# start of Data supplied
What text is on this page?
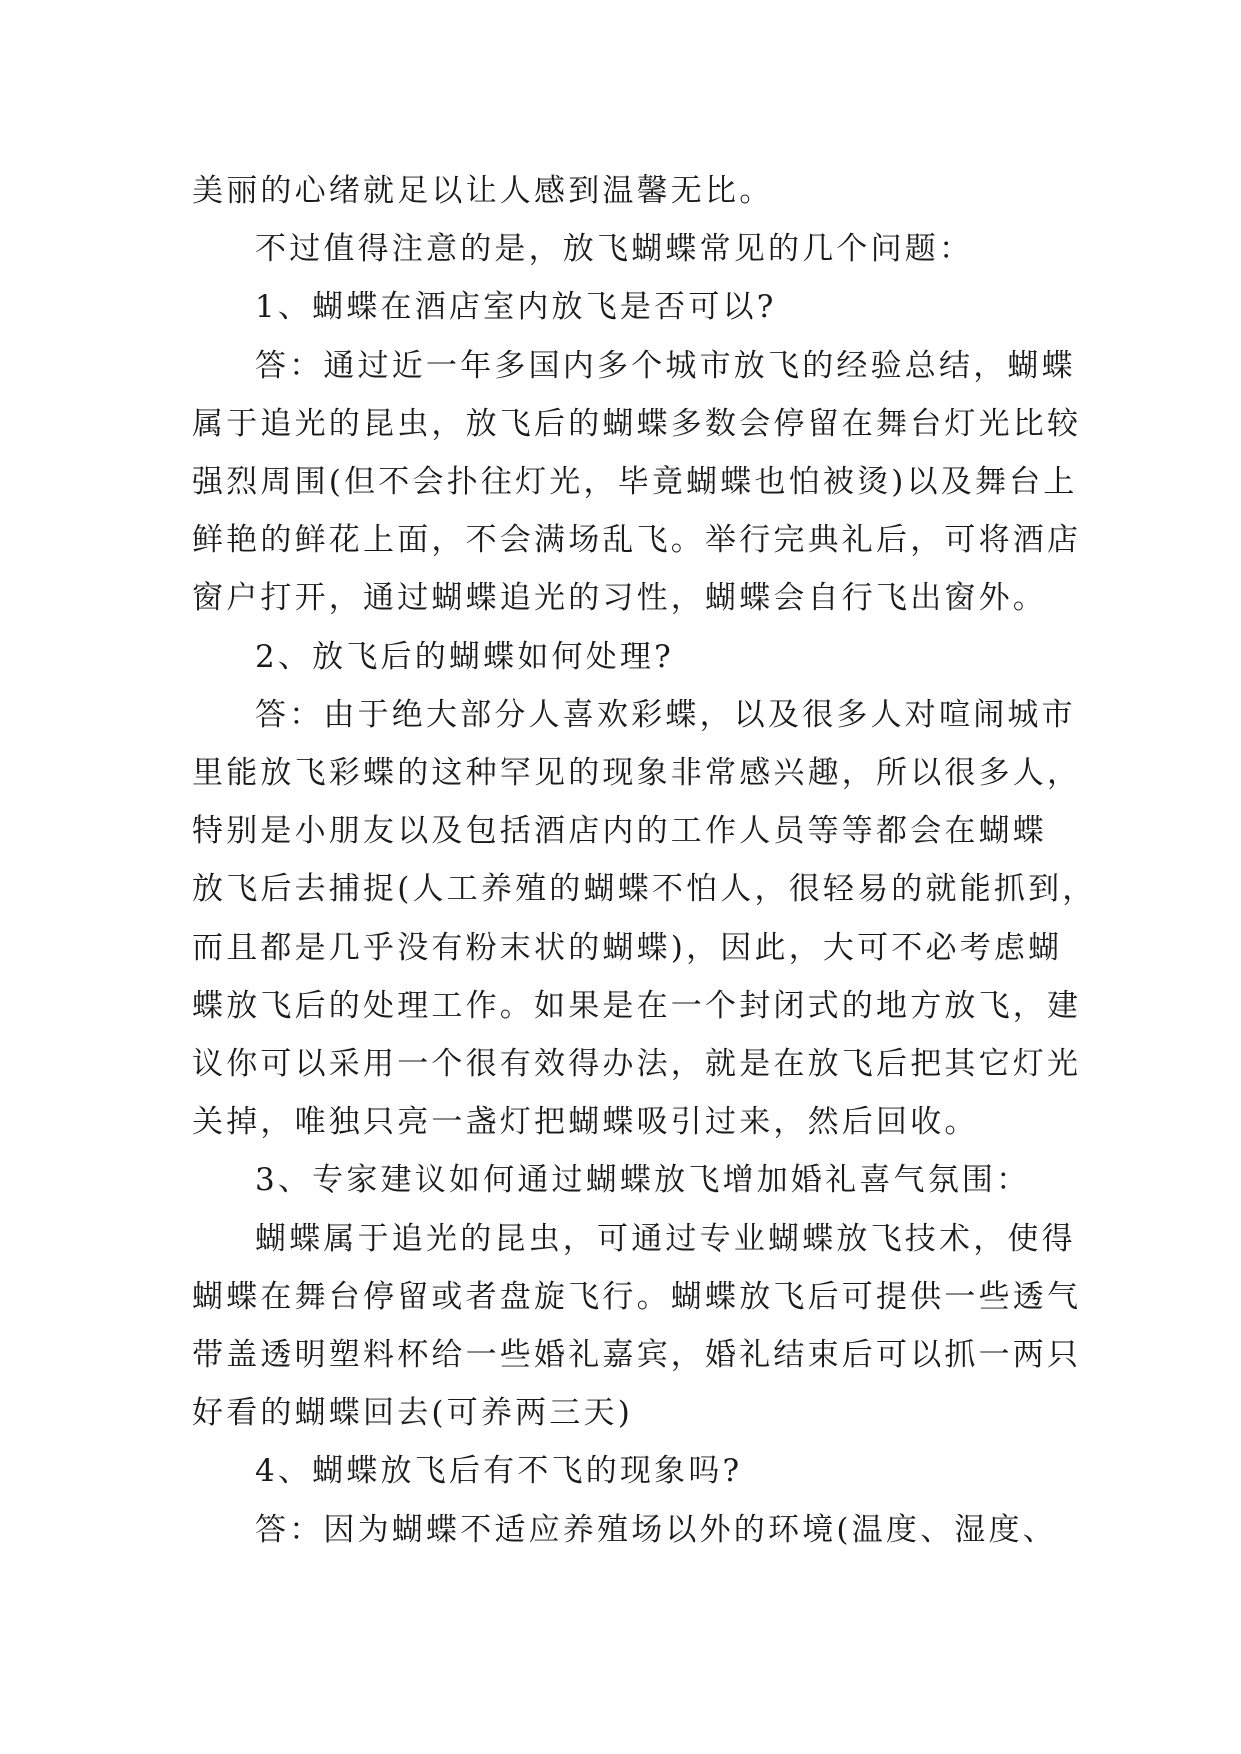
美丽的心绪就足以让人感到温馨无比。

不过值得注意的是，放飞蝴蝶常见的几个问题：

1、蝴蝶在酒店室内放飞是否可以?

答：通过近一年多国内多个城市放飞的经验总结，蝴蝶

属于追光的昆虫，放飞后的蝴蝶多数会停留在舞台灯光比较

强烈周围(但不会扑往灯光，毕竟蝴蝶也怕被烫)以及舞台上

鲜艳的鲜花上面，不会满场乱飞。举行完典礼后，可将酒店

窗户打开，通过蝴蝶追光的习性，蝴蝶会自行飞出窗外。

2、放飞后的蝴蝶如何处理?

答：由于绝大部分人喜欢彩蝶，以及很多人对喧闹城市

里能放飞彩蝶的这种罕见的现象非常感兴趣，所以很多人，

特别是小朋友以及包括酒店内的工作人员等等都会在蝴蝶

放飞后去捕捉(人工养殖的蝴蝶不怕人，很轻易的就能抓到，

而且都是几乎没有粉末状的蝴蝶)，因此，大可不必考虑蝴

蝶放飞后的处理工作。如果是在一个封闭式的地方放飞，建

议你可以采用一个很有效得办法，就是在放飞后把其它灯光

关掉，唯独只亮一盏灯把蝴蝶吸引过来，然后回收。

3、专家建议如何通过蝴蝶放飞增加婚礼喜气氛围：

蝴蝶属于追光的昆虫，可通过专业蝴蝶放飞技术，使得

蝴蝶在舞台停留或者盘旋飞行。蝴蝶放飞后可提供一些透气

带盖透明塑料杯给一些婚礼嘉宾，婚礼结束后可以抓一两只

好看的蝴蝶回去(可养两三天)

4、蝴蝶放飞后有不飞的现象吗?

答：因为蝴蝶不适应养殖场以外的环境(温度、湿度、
# end of Data supplied
Problem statement:
Transcribe the whole listing exactly. Pictures are excluded.

Response to the exercise:
What text is on this page?
美丽的心绪就足以让人感到温馨无比。

不过值得注意的是，放飞蝴蝶常见的几个问题：

1、蝴蝶在酒店室内放飞是否可以?

答：通过近一年多国内多个城市放飞的经验总结，蝴蝶

属于追光的昆虫，放飞后的蝴蝶多数会停留在舞台灯光比较

强烈周围(但不会扑往灯光，毕竟蝴蝶也怕被烫)以及舞台上

鲜艳的鲜花上面，不会满场乱飞。举行完典礼后，可将酒店

窗户打开，通过蝴蝶追光的习性，蝴蝶会自行飞出窗外。

2、放飞后的蝴蝶如何处理?

答：由于绝大部分人喜欢彩蝶，以及很多人对喧闹城市

里能放飞彩蝶的这种罕见的现象非常感兴趣，所以很多人，

特别是小朋友以及包括酒店内的工作人员等等都会在蝴蝶

放飞后去捕捉(人工养殖的蝴蝶不怕人，很轻易的就能抓到，

而且都是几乎没有粉末状的蝴蝶)，因此，大可不必考虑蝴

蝶放飞后的处理工作。如果是在一个封闭式的地方放飞，建

议你可以采用一个很有效得办法，就是在放飞后把其它灯光

关掉，唯独只亮一盏灯把蝴蝶吸引过来，然后回收。

3、专家建议如何通过蝴蝶放飞增加婚礼喜气氛围：

蝴蝶属于追光的昆虫，可通过专业蝴蝶放飞技术，使得

蝴蝶在舞台停留或者盘旋飞行。蝴蝶放飞后可提供一些透气

带盖透明塑料杯给一些婚礼嘉宾，婚礼结束后可以抓一两只

好看的蝴蝶回去(可养两三天)

4、蝴蝶放飞后有不飞的现象吗?

答：因为蝴蝶不适应养殖场以外的环境(温度、湿度、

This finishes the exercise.